**EXERCISE PROMPT:**
Please quote every line word for word.

**INFORMATION PROVIDED:**
↓↓↓
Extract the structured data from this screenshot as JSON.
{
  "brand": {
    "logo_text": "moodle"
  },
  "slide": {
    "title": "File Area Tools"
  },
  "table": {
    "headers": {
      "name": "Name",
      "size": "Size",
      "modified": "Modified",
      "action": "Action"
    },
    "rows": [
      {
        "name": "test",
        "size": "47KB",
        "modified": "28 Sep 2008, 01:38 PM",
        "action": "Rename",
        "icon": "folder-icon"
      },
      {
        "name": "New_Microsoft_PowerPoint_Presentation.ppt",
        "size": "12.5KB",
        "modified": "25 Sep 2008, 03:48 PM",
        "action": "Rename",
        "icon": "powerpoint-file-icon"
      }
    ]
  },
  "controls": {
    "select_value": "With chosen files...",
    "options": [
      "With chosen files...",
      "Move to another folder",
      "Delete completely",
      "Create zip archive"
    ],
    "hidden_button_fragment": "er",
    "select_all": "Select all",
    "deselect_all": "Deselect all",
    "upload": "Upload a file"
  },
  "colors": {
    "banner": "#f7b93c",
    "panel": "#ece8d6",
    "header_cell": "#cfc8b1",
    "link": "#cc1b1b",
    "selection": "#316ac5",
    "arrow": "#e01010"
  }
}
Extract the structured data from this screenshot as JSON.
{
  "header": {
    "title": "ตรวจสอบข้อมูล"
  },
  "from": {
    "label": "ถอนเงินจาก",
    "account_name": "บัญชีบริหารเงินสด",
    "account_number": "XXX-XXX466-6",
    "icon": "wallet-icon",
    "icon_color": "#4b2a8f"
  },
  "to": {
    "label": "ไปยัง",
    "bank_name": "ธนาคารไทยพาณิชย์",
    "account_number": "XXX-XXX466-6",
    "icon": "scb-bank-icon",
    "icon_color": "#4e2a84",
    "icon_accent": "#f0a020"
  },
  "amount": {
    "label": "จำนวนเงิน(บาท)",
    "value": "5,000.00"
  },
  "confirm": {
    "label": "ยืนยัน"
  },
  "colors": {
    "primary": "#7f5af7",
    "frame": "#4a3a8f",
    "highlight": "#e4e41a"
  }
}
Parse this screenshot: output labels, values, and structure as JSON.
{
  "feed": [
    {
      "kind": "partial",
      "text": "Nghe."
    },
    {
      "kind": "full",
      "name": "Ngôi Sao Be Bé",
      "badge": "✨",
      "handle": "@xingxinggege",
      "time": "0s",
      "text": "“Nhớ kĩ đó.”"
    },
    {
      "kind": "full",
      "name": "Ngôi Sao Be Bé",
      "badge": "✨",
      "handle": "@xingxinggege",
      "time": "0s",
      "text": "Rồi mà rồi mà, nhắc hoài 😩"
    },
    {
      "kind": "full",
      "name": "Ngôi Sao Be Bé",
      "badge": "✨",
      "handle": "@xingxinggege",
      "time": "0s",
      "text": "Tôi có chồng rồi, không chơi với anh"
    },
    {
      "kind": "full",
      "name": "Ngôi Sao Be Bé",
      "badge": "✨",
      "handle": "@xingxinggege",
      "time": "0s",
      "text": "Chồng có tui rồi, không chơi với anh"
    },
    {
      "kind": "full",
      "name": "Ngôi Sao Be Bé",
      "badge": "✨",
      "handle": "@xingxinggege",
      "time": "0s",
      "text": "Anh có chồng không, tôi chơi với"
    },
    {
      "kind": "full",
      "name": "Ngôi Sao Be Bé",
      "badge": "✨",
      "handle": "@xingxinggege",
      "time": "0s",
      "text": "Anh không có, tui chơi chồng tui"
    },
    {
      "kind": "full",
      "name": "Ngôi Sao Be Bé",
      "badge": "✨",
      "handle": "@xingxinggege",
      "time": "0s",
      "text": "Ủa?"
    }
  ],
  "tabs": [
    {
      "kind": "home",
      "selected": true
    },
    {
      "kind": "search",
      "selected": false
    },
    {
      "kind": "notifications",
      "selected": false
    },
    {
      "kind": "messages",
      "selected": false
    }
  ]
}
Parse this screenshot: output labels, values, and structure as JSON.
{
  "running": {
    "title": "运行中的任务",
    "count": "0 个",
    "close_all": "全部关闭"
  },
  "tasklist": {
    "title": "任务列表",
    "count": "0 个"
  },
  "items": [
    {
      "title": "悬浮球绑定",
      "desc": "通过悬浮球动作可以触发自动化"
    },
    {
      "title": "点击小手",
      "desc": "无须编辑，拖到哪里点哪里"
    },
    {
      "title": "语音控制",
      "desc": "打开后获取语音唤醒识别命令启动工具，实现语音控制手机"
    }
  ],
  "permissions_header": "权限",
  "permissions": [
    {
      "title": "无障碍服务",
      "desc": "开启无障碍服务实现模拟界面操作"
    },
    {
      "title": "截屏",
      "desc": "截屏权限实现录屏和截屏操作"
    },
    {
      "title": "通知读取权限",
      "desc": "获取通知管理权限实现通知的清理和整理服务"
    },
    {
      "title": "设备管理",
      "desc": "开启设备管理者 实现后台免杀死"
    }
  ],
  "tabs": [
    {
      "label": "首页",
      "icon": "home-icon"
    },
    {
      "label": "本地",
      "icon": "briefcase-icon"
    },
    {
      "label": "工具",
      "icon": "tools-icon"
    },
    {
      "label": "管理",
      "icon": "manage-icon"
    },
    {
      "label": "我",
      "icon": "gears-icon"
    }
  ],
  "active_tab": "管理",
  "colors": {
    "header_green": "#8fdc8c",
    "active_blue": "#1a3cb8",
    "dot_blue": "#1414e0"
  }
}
↑↑↑
**EXERCISE OUTPUT:**
Extract the structured data from this screenshot as JSON.
{
  "brand": {
    "logo_text": "moodle"
  },
  "slide": {
    "title": "File Area Tools"
  },
  "table": {
    "headers": {
      "name": "Name",
      "size": "Size",
      "modified": "Modified",
      "action": "Action"
    },
    "rows": [
      {
        "name": "test",
        "size": "47KB",
        "modified": "28 Sep 2008, 01:38 PM",
        "action": "Rename",
        "icon": "folder-icon"
      },
      {
        "name": "New_Microsoft_PowerPoint_Presentation.ppt",
        "size": "12.5KB",
        "modified": "25 Sep 2008, 03:48 PM",
        "action": "Rename",
        "icon": "powerpoint-file-icon"
      }
    ]
  },
  "controls": {
    "select_value": "With chosen files...",
    "options": [
      "With chosen files...",
      "Move to another folder",
      "Delete completely",
      "Create zip archive"
    ],
    "hidden_button_fragment": "er",
    "select_all": "Select all",
    "deselect_all": "Deselect all",
    "upload": "Upload a file"
  },
  "colors": {
    "banner": "#f7b93c",
    "panel": "#ece8d6",
    "header_cell": "#cfc8b1",
    "link": "#cc1b1b",
    "selection": "#316ac5",
    "arrow": "#e01010"
  }
}
Extract the structured data from this screenshot as JSON.
{
  "header": {
    "title": "ตรวจสอบข้อมูล"
  },
  "from": {
    "label": "ถอนเงินจาก",
    "account_name": "บัญชีบริหารเงินสด",
    "account_number": "XXX-XXX466-6",
    "icon": "wallet-icon",
    "icon_color": "#4b2a8f"
  },
  "to": {
    "label": "ไปยัง",
    "bank_name": "ธนาคารไทยพาณิชย์",
    "account_number": "XXX-XXX466-6",
    "icon": "scb-bank-icon",
    "icon_color": "#4e2a84",
    "icon_accent": "#f0a020"
  },
  "amount": {
    "label": "จำนวนเงิน(บาท)",
    "value": "5,000.00"
  },
  "confirm": {
    "label": "ยืนยัน"
  },
  "colors": {
    "primary": "#7f5af7",
    "frame": "#4a3a8f",
    "highlight": "#e4e41a"
  }
}
Parse this screenshot: output labels, values, and structure as JSON.
{
  "feed": [
    {
      "kind": "partial",
      "text": "Nghe."
    },
    {
      "kind": "full",
      "name": "Ngôi Sao Be Bé",
      "badge": "✨",
      "handle": "@xingxinggege",
      "time": "0s",
      "text": "“Nhớ kĩ đó.”"
    },
    {
      "kind": "full",
      "name": "Ngôi Sao Be Bé",
      "badge": "✨",
      "handle": "@xingxinggege",
      "time": "0s",
      "text": "Rồi mà rồi mà, nhắc hoài 😩"
    },
    {
      "kind": "full",
      "name": "Ngôi Sao Be Bé",
      "badge": "✨",
      "handle": "@xingxinggege",
      "time": "0s",
      "text": "Tôi có chồng rồi, không chơi với anh"
    },
    {
      "kind": "full",
      "name": "Ngôi Sao Be Bé",
      "badge": "✨",
      "handle": "@xingxinggege",
      "time": "0s",
      "text": "Chồng có tui rồi, không chơi với anh"
    },
    {
      "kind": "full",
      "name": "Ngôi Sao Be Bé",
      "badge": "✨",
      "handle": "@xingxinggege",
      "time": "0s",
      "text": "Anh có chồng không, tôi chơi với"
    },
    {
      "kind": "full",
      "name": "Ngôi Sao Be Bé",
      "badge": "✨",
      "handle": "@xingxinggege",
      "time": "0s",
      "text": "Anh không có, tui chơi chồng tui"
    },
    {
      "kind": "full",
      "name": "Ngôi Sao Be Bé",
      "badge": "✨",
      "handle": "@xingxinggege",
      "time": "0s",
      "text": "Ủa?"
    }
  ],
  "tabs": [
    {
      "kind": "home",
      "selected": true
    },
    {
      "kind": "search",
      "selected": false
    },
    {
      "kind": "notifications",
      "selected": false
    },
    {
      "kind": "messages",
      "selected": false
    }
  ]
}
Parse this screenshot: output labels, values, and structure as JSON.
{
  "running": {
    "title": "运行中的任务",
    "count": "0 个",
    "close_all": "全部关闭"
  },
  "tasklist": {
    "title": "任务列表",
    "count": "0 个"
  },
  "items": [
    {
      "title": "悬浮球绑定",
      "desc": "通过悬浮球动作可以触发自动化"
    },
    {
      "title": "点击小手",
      "desc": "无须编辑，拖到哪里点哪里"
    },
    {
      "title": "语音控制",
      "desc": "打开后获取语音唤醒识别命令启动工具，实现语音控制手机"
    }
  ],
  "permissions_header": "权限",
  "permissions": [
    {
      "title": "无障碍服务",
      "desc": "开启无障碍服务实现模拟界面操作"
    },
    {
      "title": "截屏",
      "desc": "截屏权限实现录屏和截屏操作"
    },
    {
      "title": "通知读取权限",
      "desc": "获取通知管理权限实现通知的清理和整理服务"
    },
    {
      "title": "设备管理",
      "desc": "开启设备管理者 实现后台免杀死"
    }
  ],
  "tabs": [
    {
      "label": "首页",
      "icon": "home-icon"
    },
    {
      "label": "本地",
      "icon": "briefcase-icon"
    },
    {
      "label": "工具",
      "icon": "tools-icon"
    },
    {
      "label": "管理",
      "icon": "manage-icon"
    },
    {
      "label": "我",
      "icon": "gears-icon"
    }
  ],
  "active_tab": "管理",
  "colors": {
    "header_green": "#8fdc8c",
    "active_blue": "#1a3cb8",
    "dot_blue": "#1414e0"
  }
}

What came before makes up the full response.